**DATA EXCERPTS**
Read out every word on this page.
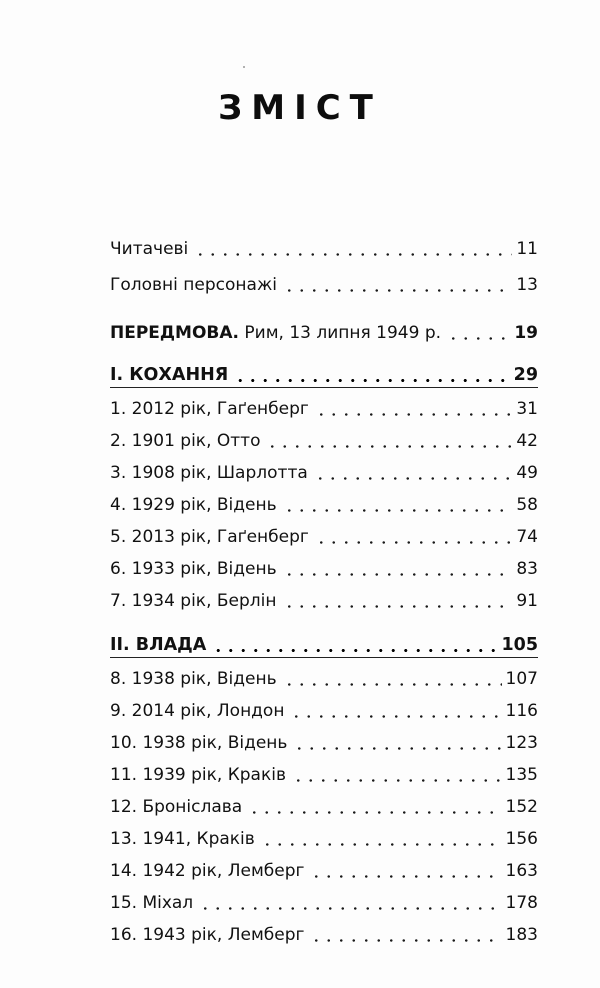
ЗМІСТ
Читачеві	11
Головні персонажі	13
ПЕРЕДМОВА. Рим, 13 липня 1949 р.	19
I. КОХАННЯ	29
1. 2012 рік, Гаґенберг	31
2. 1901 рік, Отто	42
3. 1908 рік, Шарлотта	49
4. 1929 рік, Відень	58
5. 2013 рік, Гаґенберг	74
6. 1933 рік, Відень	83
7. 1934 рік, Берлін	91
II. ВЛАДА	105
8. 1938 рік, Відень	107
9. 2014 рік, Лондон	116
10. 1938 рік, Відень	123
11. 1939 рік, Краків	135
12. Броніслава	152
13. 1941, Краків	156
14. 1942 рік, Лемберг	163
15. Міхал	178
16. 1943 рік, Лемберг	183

**EXERCISE GOAL**
Copy the data word for word. Pictures do not go in the copy.

**PROBLEM SOLUTION**
Read out every word on this page.
ЗМІСТ
Читачеві	11
Головні персонажі	13
ПЕРЕДМОВА. Рим, 13 липня 1949 р.	19
I. КОХАННЯ	29
1. 2012 рік, Гаґенберг	31
2. 1901 рік, Отто	42
3. 1908 рік, Шарлотта	49
4. 1929 рік, Відень	58
5. 2013 рік, Гаґенберг	74
6. 1933 рік, Відень	83
7. 1934 рік, Берлін	91
II. ВЛАДА	105
8. 1938 рік, Відень	107
9. 2014 рік, Лондон	116
10. 1938 рік, Відень	123
11. 1939 рік, Краків	135
12. Броніслава	152
13. 1941, Краків	156
14. 1942 рік, Лемберг	163
15. Міхал	178
16. 1943 рік, Лемберг	183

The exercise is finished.